▸ TASK TO COMPLETE
Output the line that contains "Output a JSON" and every line after it to the end of the entries, with nothing added or left out.

▸ PROVIDED MATERIAL

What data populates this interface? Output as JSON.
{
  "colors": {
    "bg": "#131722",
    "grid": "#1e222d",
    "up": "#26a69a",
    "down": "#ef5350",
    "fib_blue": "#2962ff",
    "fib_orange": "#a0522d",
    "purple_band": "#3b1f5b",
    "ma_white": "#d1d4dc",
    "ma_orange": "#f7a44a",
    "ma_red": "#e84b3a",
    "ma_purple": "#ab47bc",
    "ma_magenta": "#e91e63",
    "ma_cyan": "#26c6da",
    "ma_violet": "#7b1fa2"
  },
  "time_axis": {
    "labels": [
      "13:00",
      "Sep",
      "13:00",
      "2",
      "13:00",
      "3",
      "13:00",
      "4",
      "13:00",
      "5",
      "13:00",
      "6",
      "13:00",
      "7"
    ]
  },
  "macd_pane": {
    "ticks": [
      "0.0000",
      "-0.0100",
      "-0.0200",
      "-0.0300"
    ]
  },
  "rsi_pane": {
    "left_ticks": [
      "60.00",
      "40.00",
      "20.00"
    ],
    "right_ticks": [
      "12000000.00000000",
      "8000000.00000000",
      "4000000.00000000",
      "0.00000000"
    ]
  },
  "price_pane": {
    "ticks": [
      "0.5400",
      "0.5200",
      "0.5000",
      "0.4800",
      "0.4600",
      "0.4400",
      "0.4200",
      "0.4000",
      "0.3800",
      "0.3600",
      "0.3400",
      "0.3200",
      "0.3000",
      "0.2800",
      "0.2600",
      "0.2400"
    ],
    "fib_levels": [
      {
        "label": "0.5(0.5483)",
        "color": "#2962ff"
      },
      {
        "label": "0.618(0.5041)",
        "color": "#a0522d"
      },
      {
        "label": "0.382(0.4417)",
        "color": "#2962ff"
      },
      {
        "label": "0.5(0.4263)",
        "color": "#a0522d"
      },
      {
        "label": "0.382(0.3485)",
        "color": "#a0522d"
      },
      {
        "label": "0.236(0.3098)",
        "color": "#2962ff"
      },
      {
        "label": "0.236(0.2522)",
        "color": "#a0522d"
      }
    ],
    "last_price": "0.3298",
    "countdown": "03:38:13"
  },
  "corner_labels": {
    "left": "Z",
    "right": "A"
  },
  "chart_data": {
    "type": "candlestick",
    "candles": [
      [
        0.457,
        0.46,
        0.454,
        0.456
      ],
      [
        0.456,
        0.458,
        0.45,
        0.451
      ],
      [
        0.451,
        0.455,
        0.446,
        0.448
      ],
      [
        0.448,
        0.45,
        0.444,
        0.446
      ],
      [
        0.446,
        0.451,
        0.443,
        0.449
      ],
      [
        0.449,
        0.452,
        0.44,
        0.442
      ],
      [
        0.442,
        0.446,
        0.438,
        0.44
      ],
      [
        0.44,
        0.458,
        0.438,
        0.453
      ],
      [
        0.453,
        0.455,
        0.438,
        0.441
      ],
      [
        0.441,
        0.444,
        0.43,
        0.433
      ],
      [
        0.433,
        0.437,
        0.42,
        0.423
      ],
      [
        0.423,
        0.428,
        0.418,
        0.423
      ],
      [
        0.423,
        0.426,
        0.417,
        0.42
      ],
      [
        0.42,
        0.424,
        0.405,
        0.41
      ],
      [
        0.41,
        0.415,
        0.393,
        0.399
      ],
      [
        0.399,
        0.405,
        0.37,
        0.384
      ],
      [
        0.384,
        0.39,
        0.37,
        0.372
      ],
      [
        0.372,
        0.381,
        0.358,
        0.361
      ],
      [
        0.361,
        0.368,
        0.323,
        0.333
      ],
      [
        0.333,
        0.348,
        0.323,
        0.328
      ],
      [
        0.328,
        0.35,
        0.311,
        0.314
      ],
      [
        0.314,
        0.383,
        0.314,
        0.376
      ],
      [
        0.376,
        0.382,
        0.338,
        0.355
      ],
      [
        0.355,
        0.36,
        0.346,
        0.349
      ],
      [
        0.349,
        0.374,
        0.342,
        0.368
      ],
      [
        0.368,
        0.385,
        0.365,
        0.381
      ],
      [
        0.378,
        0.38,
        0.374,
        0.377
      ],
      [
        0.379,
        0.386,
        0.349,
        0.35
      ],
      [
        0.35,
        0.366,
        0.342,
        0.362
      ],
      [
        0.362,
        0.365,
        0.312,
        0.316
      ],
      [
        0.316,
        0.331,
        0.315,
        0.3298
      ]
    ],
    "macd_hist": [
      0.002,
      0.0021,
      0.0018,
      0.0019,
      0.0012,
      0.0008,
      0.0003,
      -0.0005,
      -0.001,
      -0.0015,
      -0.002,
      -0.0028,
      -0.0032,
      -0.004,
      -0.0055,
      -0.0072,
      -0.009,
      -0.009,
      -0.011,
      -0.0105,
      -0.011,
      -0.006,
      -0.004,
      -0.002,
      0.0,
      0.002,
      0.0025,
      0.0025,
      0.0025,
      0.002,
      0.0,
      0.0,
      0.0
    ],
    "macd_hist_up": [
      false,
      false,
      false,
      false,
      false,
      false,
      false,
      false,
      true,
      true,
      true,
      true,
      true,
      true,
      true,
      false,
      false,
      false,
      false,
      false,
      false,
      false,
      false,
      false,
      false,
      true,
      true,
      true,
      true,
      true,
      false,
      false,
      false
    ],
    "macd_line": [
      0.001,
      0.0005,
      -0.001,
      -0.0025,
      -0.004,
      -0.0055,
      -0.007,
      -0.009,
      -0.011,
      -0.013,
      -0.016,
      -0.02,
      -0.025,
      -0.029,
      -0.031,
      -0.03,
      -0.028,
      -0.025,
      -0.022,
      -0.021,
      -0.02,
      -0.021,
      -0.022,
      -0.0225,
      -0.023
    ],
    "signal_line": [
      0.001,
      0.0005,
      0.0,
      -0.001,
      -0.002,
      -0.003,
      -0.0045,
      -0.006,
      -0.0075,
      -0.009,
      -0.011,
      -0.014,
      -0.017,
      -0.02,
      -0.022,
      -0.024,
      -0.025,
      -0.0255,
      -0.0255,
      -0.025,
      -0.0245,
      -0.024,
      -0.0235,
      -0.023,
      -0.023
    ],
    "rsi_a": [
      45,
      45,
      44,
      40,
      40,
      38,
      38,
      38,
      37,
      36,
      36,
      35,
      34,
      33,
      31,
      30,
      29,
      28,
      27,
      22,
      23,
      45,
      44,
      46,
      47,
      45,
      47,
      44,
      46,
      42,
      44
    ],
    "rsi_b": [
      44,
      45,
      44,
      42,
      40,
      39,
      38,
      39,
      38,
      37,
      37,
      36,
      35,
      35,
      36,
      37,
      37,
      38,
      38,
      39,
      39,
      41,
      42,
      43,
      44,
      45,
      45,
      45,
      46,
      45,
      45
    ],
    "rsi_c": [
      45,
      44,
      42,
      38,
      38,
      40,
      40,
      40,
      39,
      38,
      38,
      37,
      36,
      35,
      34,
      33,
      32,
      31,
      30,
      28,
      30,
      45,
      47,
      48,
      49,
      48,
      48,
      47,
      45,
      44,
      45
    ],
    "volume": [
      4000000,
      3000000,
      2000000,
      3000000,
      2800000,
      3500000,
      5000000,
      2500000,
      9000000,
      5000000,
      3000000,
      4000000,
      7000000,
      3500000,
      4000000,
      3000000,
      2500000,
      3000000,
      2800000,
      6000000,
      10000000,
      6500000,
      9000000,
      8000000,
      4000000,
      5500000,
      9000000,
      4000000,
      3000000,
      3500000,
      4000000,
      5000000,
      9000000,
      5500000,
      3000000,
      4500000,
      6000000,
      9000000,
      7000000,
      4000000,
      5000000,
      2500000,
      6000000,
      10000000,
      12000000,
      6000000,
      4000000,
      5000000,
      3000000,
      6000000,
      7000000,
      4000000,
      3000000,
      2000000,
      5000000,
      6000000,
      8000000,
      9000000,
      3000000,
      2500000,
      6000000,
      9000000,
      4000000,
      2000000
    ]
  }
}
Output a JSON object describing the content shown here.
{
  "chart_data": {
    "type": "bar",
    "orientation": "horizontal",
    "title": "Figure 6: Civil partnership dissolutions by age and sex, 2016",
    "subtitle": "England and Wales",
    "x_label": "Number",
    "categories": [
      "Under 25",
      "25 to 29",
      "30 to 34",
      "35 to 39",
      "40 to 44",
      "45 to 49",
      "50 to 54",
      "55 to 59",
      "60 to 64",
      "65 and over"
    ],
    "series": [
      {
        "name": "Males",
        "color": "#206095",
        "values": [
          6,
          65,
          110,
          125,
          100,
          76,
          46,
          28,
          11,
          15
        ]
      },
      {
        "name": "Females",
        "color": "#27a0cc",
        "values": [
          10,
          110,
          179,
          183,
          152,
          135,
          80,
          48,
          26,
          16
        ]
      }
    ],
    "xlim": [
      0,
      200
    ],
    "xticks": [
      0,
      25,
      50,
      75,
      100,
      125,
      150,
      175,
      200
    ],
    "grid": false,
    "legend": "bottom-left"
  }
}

▸ TASK RESPONSE
Output a JSON object describing the content shown here.
{
  "chart_data": {
    "type": "bar",
    "orientation": "horizontal",
    "title": "Figure 6: Civil partnership dissolutions by age and sex, 2016",
    "subtitle": "England and Wales",
    "x_label": "Number",
    "categories": [
      "Under 25",
      "25 to 29",
      "30 to 34",
      "35 to 39",
      "40 to 44",
      "45 to 49",
      "50 to 54",
      "55 to 59",
      "60 to 64",
      "65 and over"
    ],
    "series": [
      {
        "name": "Males",
        "color": "#206095",
        "values": [
          6,
          65,
          110,
          125,
          100,
          76,
          46,
          28,
          11,
          15
        ]
      },
      {
        "name": "Females",
        "color": "#27a0cc",
        "values": [
          10,
          110,
          179,
          183,
          152,
          135,
          80,
          48,
          26,
          16
        ]
      }
    ],
    "xlim": [
      0,
      200
    ],
    "xticks": [
      0,
      25,
      50,
      75,
      100,
      125,
      150,
      175,
      200
    ],
    "grid": false,
    "legend": "bottom-left"
  }
}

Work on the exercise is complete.